**Instructions for the task:**
Print all of the data exactly as written.

------------

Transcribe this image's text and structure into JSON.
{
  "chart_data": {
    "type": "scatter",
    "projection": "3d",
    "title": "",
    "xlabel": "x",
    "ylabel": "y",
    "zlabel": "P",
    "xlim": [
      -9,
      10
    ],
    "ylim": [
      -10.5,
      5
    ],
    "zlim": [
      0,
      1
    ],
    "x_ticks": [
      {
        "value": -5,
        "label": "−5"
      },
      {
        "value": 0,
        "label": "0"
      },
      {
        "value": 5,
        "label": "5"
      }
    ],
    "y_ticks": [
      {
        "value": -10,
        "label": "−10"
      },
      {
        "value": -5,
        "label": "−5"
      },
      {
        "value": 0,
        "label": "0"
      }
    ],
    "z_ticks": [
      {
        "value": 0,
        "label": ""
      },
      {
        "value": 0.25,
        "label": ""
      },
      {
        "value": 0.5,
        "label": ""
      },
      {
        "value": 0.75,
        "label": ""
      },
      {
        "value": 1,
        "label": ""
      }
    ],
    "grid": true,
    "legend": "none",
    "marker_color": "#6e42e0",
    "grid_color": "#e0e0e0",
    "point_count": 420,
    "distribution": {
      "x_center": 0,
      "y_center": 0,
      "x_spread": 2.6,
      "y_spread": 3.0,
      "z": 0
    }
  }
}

------------

**Exercise output:**
Transcribe this image's text and structure into JSON.
{
  "chart_data": {
    "type": "scatter",
    "projection": "3d",
    "title": "",
    "xlabel": "x",
    "ylabel": "y",
    "zlabel": "P",
    "xlim": [
      -9,
      10
    ],
    "ylim": [
      -10.5,
      5
    ],
    "zlim": [
      0,
      1
    ],
    "x_ticks": [
      {
        "value": -5,
        "label": "−5"
      },
      {
        "value": 0,
        "label": "0"
      },
      {
        "value": 5,
        "label": "5"
      }
    ],
    "y_ticks": [
      {
        "value": -10,
        "label": "−10"
      },
      {
        "value": -5,
        "label": "−5"
      },
      {
        "value": 0,
        "label": "0"
      }
    ],
    "z_ticks": [
      {
        "value": 0,
        "label": ""
      },
      {
        "value": 0.25,
        "label": ""
      },
      {
        "value": 0.5,
        "label": ""
      },
      {
        "value": 0.75,
        "label": ""
      },
      {
        "value": 1,
        "label": ""
      }
    ],
    "grid": true,
    "legend": "none",
    "marker_color": "#6e42e0",
    "grid_color": "#e0e0e0",
    "point_count": 420,
    "distribution": {
      "x_center": 0,
      "y_center": 0,
      "x_spread": 2.6,
      "y_spread": 3.0,
      "z": 0
    }
  }
}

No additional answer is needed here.